(Work instructions): Pictures in the data below are not part of the copy; transcribe everything else exactly.

(Data rows):
↓↓↓
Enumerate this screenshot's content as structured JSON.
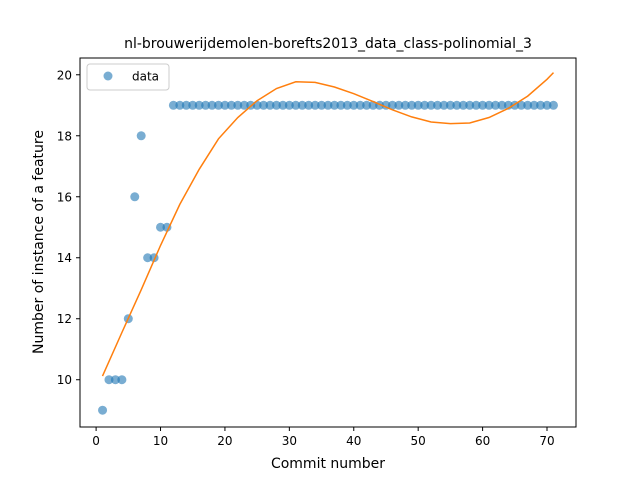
{
  "chart_data": {
    "type": "scatter",
    "title": "nl-brouwerijdemolen-borefts2013_data_class-polinomial_3",
    "xlabel": "Commit number",
    "ylabel": "Number of instance of a feature",
    "xlim": [
      -2.5,
      74.5
    ],
    "ylim": [
      8.45,
      20.55
    ],
    "xticks": [
      0,
      10,
      20,
      30,
      40,
      50,
      60,
      70
    ],
    "yticks": [
      10,
      12,
      14,
      16,
      18,
      20
    ],
    "legend": {
      "placement": "top-left",
      "entries": [
        {
          "label": "data"
        }
      ]
    },
    "series": [
      {
        "name": "data",
        "kind": "scatter",
        "color": "#1f77b4",
        "x": [
          1,
          2,
          3,
          4,
          5,
          6,
          7,
          8,
          9,
          10,
          11,
          12,
          13,
          14,
          15,
          16,
          17,
          18,
          19,
          20,
          21,
          22,
          23,
          24,
          25,
          26,
          27,
          28,
          29,
          30,
          31,
          32,
          33,
          34,
          35,
          36,
          37,
          38,
          39,
          40,
          41,
          42,
          43,
          44,
          45,
          46,
          47,
          48,
          49,
          50,
          51,
          52,
          53,
          54,
          55,
          56,
          57,
          58,
          59,
          60,
          61,
          62,
          63,
          64,
          65,
          66,
          67,
          68,
          69,
          70,
          71
        ],
        "y": [
          9,
          10,
          10,
          10,
          12,
          16,
          18,
          14,
          14,
          15,
          15,
          19,
          19,
          19,
          19,
          19,
          19,
          19,
          19,
          19,
          19,
          19,
          19,
          19,
          19,
          19,
          19,
          19,
          19,
          19,
          19,
          19,
          19,
          19,
          19,
          19,
          19,
          19,
          19,
          19,
          19,
          19,
          19,
          19,
          19,
          19,
          19,
          19,
          19,
          19,
          19,
          19,
          19,
          19,
          19,
          19,
          19,
          19,
          19,
          19,
          19,
          19,
          19,
          19,
          19,
          19,
          19,
          19,
          19,
          19,
          19
        ]
      },
      {
        "kind": "line",
        "color": "#ff7f0e",
        "fit": "polynomial degree 3",
        "x": [
          1,
          4,
          7,
          10,
          13,
          16,
          19,
          22,
          25,
          28,
          31,
          34,
          37,
          40,
          43,
          46,
          49,
          52,
          55,
          58,
          61,
          64,
          67,
          70,
          71
        ],
        "y": [
          10.12,
          11.55,
          12.95,
          14.4,
          15.75,
          16.9,
          17.9,
          18.6,
          19.15,
          19.55,
          19.77,
          19.75,
          19.6,
          19.38,
          19.12,
          18.85,
          18.62,
          18.45,
          18.4,
          18.42,
          18.6,
          18.9,
          19.3,
          19.85,
          20.07
        ]
      }
    ]
  }
}
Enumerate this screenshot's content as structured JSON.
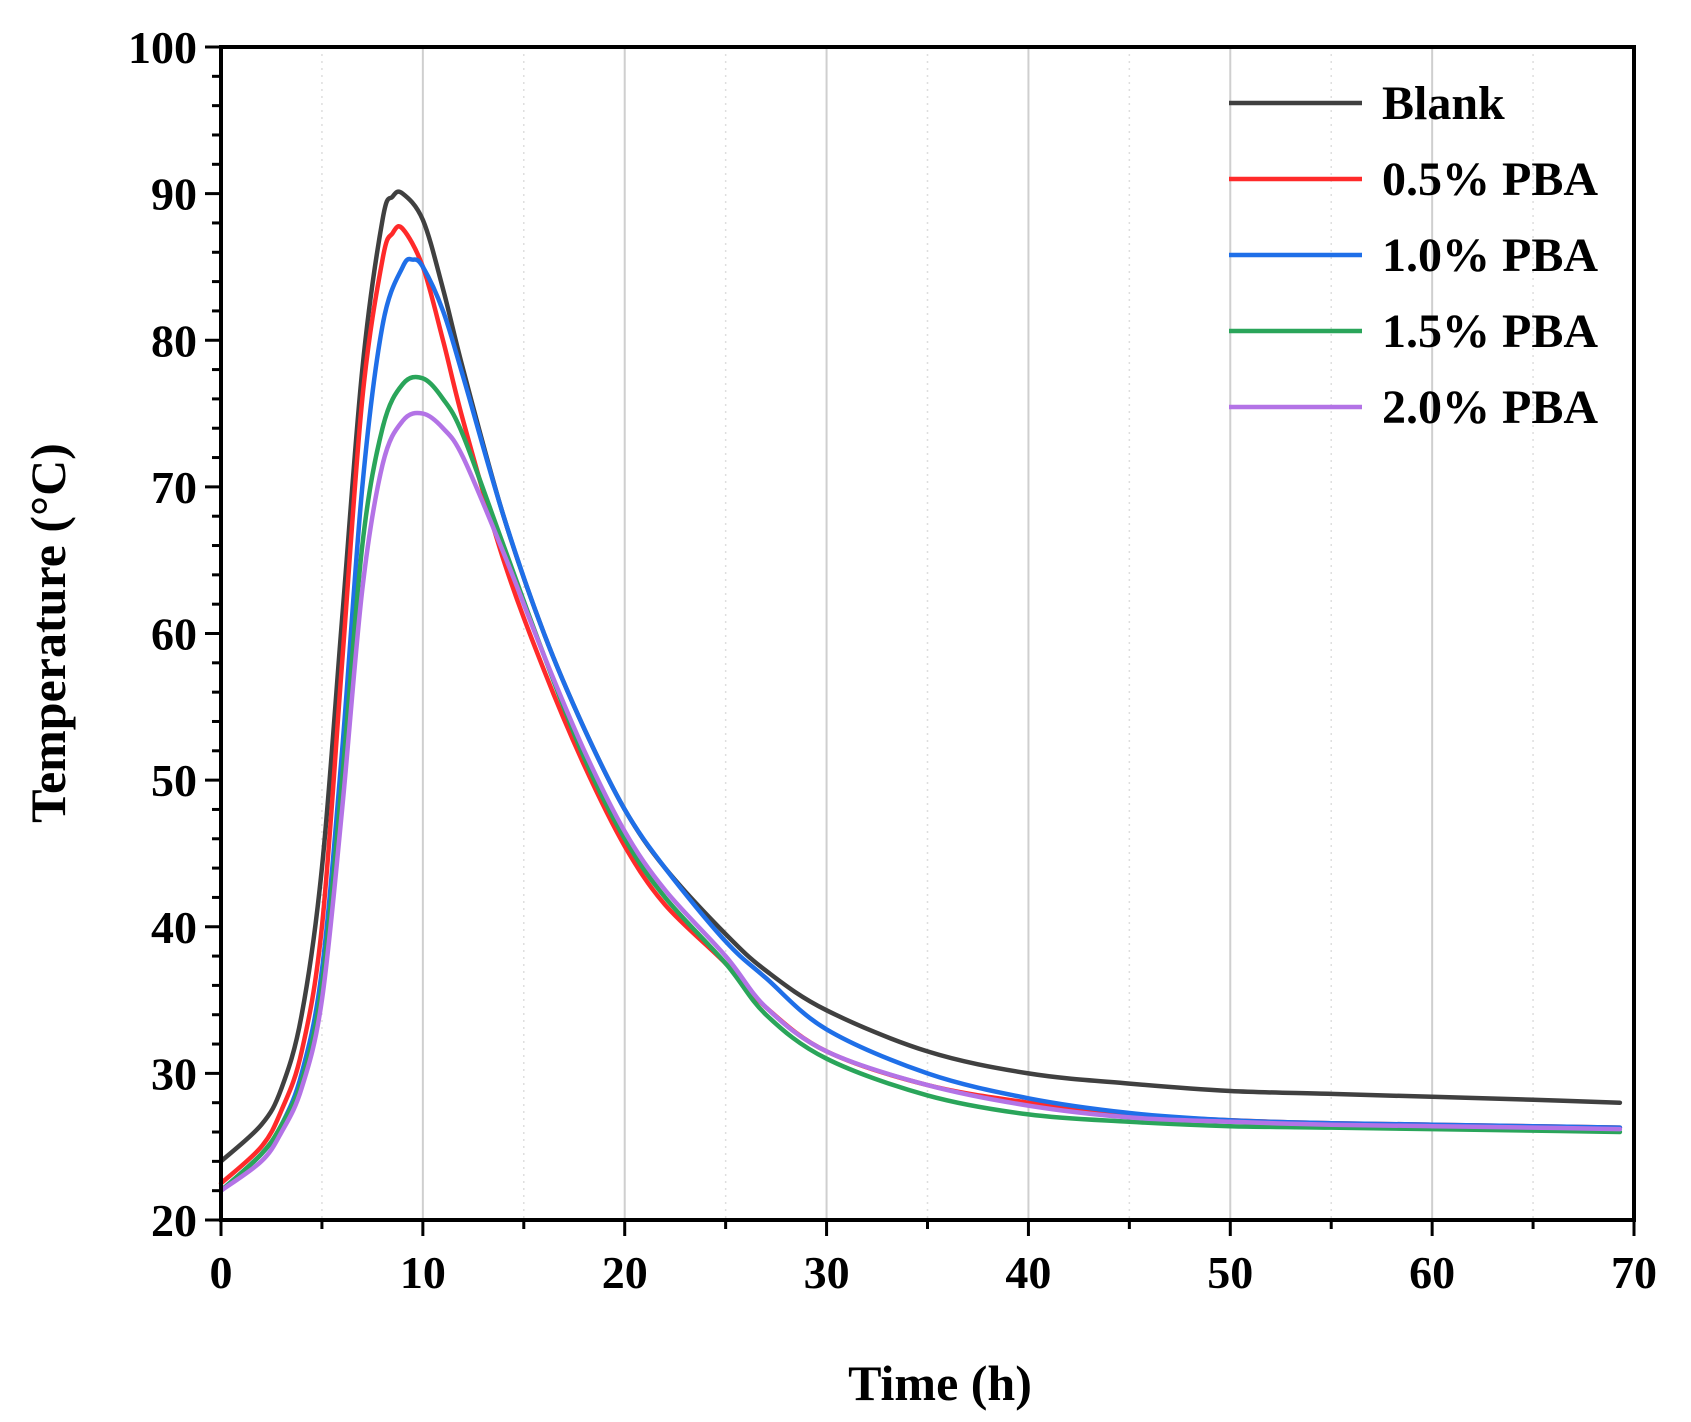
{
  "chart_data": {
    "type": "line",
    "xlabel": "Time (h)",
    "ylabel": "Temperature (°C)",
    "xlim": [
      0,
      70
    ],
    "ylim": [
      20,
      100
    ],
    "xticks": [
      0,
      10,
      20,
      30,
      40,
      50,
      60,
      70
    ],
    "yticks": [
      20,
      30,
      40,
      50,
      60,
      70,
      80,
      90,
      100
    ],
    "grid": "vertical",
    "legend_position": "top-right",
    "series": [
      {
        "name": "Blank",
        "color": "#404040",
        "x": [
          0,
          2,
          3,
          4,
          5,
          6,
          7,
          8,
          8.5,
          9,
          10,
          11,
          12,
          14,
          16,
          18,
          20,
          22,
          25,
          27,
          30,
          35,
          40,
          45,
          50,
          55,
          60,
          65,
          69.3
        ],
        "y": [
          24,
          26.5,
          29,
          34,
          44,
          61,
          78,
          88.2,
          89.8,
          90,
          88.2,
          83.5,
          78,
          68,
          60,
          53.5,
          48,
          44,
          39.5,
          37,
          34.3,
          31.5,
          30,
          29.3,
          28.8,
          28.6,
          28.4,
          28.2,
          28
        ]
      },
      {
        "name": "0.5% PBA",
        "color": "#ff2a2a",
        "x": [
          0,
          2,
          3,
          4,
          5,
          6,
          7,
          8,
          8.5,
          9,
          10,
          11,
          12,
          14,
          16,
          18,
          20,
          22,
          25,
          27,
          30,
          35,
          40,
          45,
          50,
          55,
          60,
          65,
          69.3
        ],
        "y": [
          22.5,
          25,
          27.5,
          31.5,
          40,
          58,
          76,
          85.5,
          87.3,
          87.6,
          85,
          80,
          74.5,
          65,
          57.5,
          51,
          45.5,
          41.5,
          37.5,
          34.5,
          31.5,
          29.2,
          28,
          27.2,
          26.8,
          26.6,
          26.5,
          26.4,
          26.3
        ]
      },
      {
        "name": "1.0% PBA",
        "color": "#1f6fe8",
        "x": [
          0,
          2,
          3,
          4,
          5,
          6,
          7,
          8,
          9,
          9.5,
          10,
          11,
          12,
          14,
          16,
          18,
          20,
          22,
          25,
          27,
          30,
          35,
          40,
          45,
          50,
          55,
          60,
          65,
          69.3
        ],
        "y": [
          22,
          24.5,
          26.5,
          30,
          37,
          52,
          70,
          81,
          85,
          85.5,
          85,
          82,
          77.5,
          68,
          60,
          53.5,
          48,
          44,
          39,
          36.5,
          33,
          30,
          28.3,
          27.3,
          26.8,
          26.6,
          26.5,
          26.4,
          26.3
        ]
      },
      {
        "name": "1.5% PBA",
        "color": "#2aa55a",
        "x": [
          0,
          2,
          3,
          4,
          5,
          6,
          7,
          8,
          9,
          10,
          11,
          12,
          14,
          16,
          18,
          20,
          22,
          25,
          27,
          30,
          35,
          40,
          45,
          50,
          55,
          60,
          65,
          69.3
        ],
        "y": [
          22,
          24.5,
          26.5,
          29.5,
          36,
          50,
          66,
          74,
          77,
          77.4,
          76,
          73.5,
          66,
          58.5,
          51.5,
          46,
          42,
          37.5,
          34,
          31,
          28.5,
          27.2,
          26.7,
          26.4,
          26.3,
          26.2,
          26.1,
          26
        ]
      },
      {
        "name": "2.0% PBA",
        "color": "#b373e6",
        "x": [
          0,
          2,
          3,
          4,
          5,
          6,
          7,
          8,
          9,
          10,
          11,
          12,
          14,
          16,
          18,
          20,
          22,
          25,
          27,
          30,
          35,
          40,
          45,
          50,
          55,
          60,
          65,
          69.3
        ],
        "y": [
          22,
          24,
          26,
          29,
          35,
          48,
          63,
          71.5,
          74.5,
          75,
          74,
          72,
          65.5,
          58.5,
          52,
          46.5,
          42.5,
          38,
          34.5,
          31.5,
          29.2,
          27.8,
          27,
          26.7,
          26.5,
          26.4,
          26.3,
          26.2
        ]
      }
    ]
  }
}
↑↑↑
(Solution to the problem):
Enumerate this screenshot's content as structured JSON.
{
  "chart_data": {
    "type": "scatter",
    "title": "nl-brouwerijdemolen-borefts2013_data_class-polinomial_3",
    "xlabel": "Commit number",
    "ylabel": "Number of instance of a feature",
    "xlim": [
      -2.5,
      74.5
    ],
    "ylim": [
      8.45,
      20.55
    ],
    "xticks": [
      0,
      10,
      20,
      30,
      40,
      50,
      60,
      70
    ],
    "yticks": [
      10,
      12,
      14,
      16,
      18,
      20
    ],
    "legend": {
      "placement": "top-left",
      "entries": [
        {
          "label": "data"
        }
      ]
    },
    "series": [
      {
        "name": "data",
        "kind": "scatter",
        "color": "#1f77b4",
        "x": [
          1,
          2,
          3,
          4,
          5,
          6,
          7,
          8,
          9,
          10,
          11,
          12,
          13,
          14,
          15,
          16,
          17,
          18,
          19,
          20,
          21,
          22,
          23,
          24,
          25,
          26,
          27,
          28,
          29,
          30,
          31,
          32,
          33,
          34,
          35,
          36,
          37,
          38,
          39,
          40,
          41,
          42,
          43,
          44,
          45,
          46,
          47,
          48,
          49,
          50,
          51,
          52,
          53,
          54,
          55,
          56,
          57,
          58,
          59,
          60,
          61,
          62,
          63,
          64,
          65,
          66,
          67,
          68,
          69,
          70,
          71
        ],
        "y": [
          9,
          10,
          10,
          10,
          12,
          16,
          18,
          14,
          14,
          15,
          15,
          19,
          19,
          19,
          19,
          19,
          19,
          19,
          19,
          19,
          19,
          19,
          19,
          19,
          19,
          19,
          19,
          19,
          19,
          19,
          19,
          19,
          19,
          19,
          19,
          19,
          19,
          19,
          19,
          19,
          19,
          19,
          19,
          19,
          19,
          19,
          19,
          19,
          19,
          19,
          19,
          19,
          19,
          19,
          19,
          19,
          19,
          19,
          19,
          19,
          19,
          19,
          19,
          19,
          19,
          19,
          19,
          19,
          19,
          19,
          19
        ]
      },
      {
        "kind": "line",
        "color": "#ff7f0e",
        "fit": "polynomial degree 3",
        "x": [
          1,
          4,
          7,
          10,
          13,
          16,
          19,
          22,
          25,
          28,
          31,
          34,
          37,
          40,
          43,
          46,
          49,
          52,
          55,
          58,
          61,
          64,
          67,
          70,
          71
        ],
        "y": [
          10.12,
          11.55,
          12.95,
          14.4,
          15.75,
          16.9,
          17.9,
          18.6,
          19.15,
          19.55,
          19.77,
          19.75,
          19.6,
          19.38,
          19.12,
          18.85,
          18.62,
          18.45,
          18.4,
          18.42,
          18.6,
          18.9,
          19.3,
          19.85,
          20.07
        ]
      }
    ]
  }
}
Enumerate this screenshot's content as structured JSON.
{
  "chart_data": {
    "type": "line",
    "xlabel": "Time (h)",
    "ylabel": "Temperature (°C)",
    "xlim": [
      0,
      70
    ],
    "ylim": [
      20,
      100
    ],
    "xticks": [
      0,
      10,
      20,
      30,
      40,
      50,
      60,
      70
    ],
    "yticks": [
      20,
      30,
      40,
      50,
      60,
      70,
      80,
      90,
      100
    ],
    "grid": "vertical",
    "legend_position": "top-right",
    "series": [
      {
        "name": "Blank",
        "color": "#404040",
        "x": [
          0,
          2,
          3,
          4,
          5,
          6,
          7,
          8,
          8.5,
          9,
          10,
          11,
          12,
          14,
          16,
          18,
          20,
          22,
          25,
          27,
          30,
          35,
          40,
          45,
          50,
          55,
          60,
          65,
          69.3
        ],
        "y": [
          24,
          26.5,
          29,
          34,
          44,
          61,
          78,
          88.2,
          89.8,
          90,
          88.2,
          83.5,
          78,
          68,
          60,
          53.5,
          48,
          44,
          39.5,
          37,
          34.3,
          31.5,
          30,
          29.3,
          28.8,
          28.6,
          28.4,
          28.2,
          28
        ]
      },
      {
        "name": "0.5% PBA",
        "color": "#ff2a2a",
        "x": [
          0,
          2,
          3,
          4,
          5,
          6,
          7,
          8,
          8.5,
          9,
          10,
          11,
          12,
          14,
          16,
          18,
          20,
          22,
          25,
          27,
          30,
          35,
          40,
          45,
          50,
          55,
          60,
          65,
          69.3
        ],
        "y": [
          22.5,
          25,
          27.5,
          31.5,
          40,
          58,
          76,
          85.5,
          87.3,
          87.6,
          85,
          80,
          74.5,
          65,
          57.5,
          51,
          45.5,
          41.5,
          37.5,
          34.5,
          31.5,
          29.2,
          28,
          27.2,
          26.8,
          26.6,
          26.5,
          26.4,
          26.3
        ]
      },
      {
        "name": "1.0% PBA",
        "color": "#1f6fe8",
        "x": [
          0,
          2,
          3,
          4,
          5,
          6,
          7,
          8,
          9,
          9.5,
          10,
          11,
          12,
          14,
          16,
          18,
          20,
          22,
          25,
          27,
          30,
          35,
          40,
          45,
          50,
          55,
          60,
          65,
          69.3
        ],
        "y": [
          22,
          24.5,
          26.5,
          30,
          37,
          52,
          70,
          81,
          85,
          85.5,
          85,
          82,
          77.5,
          68,
          60,
          53.5,
          48,
          44,
          39,
          36.5,
          33,
          30,
          28.3,
          27.3,
          26.8,
          26.6,
          26.5,
          26.4,
          26.3
        ]
      },
      {
        "name": "1.5% PBA",
        "color": "#2aa55a",
        "x": [
          0,
          2,
          3,
          4,
          5,
          6,
          7,
          8,
          9,
          10,
          11,
          12,
          14,
          16,
          18,
          20,
          22,
          25,
          27,
          30,
          35,
          40,
          45,
          50,
          55,
          60,
          65,
          69.3
        ],
        "y": [
          22,
          24.5,
          26.5,
          29.5,
          36,
          50,
          66,
          74,
          77,
          77.4,
          76,
          73.5,
          66,
          58.5,
          51.5,
          46,
          42,
          37.5,
          34,
          31,
          28.5,
          27.2,
          26.7,
          26.4,
          26.3,
          26.2,
          26.1,
          26
        ]
      },
      {
        "name": "2.0% PBA",
        "color": "#b373e6",
        "x": [
          0,
          2,
          3,
          4,
          5,
          6,
          7,
          8,
          9,
          10,
          11,
          12,
          14,
          16,
          18,
          20,
          22,
          25,
          27,
          30,
          35,
          40,
          45,
          50,
          55,
          60,
          65,
          69.3
        ],
        "y": [
          22,
          24,
          26,
          29,
          35,
          48,
          63,
          71.5,
          74.5,
          75,
          74,
          72,
          65.5,
          58.5,
          52,
          46.5,
          42.5,
          38,
          34.5,
          31.5,
          29.2,
          27.8,
          27,
          26.7,
          26.5,
          26.4,
          26.3,
          26.2
        ]
      }
    ]
  }
}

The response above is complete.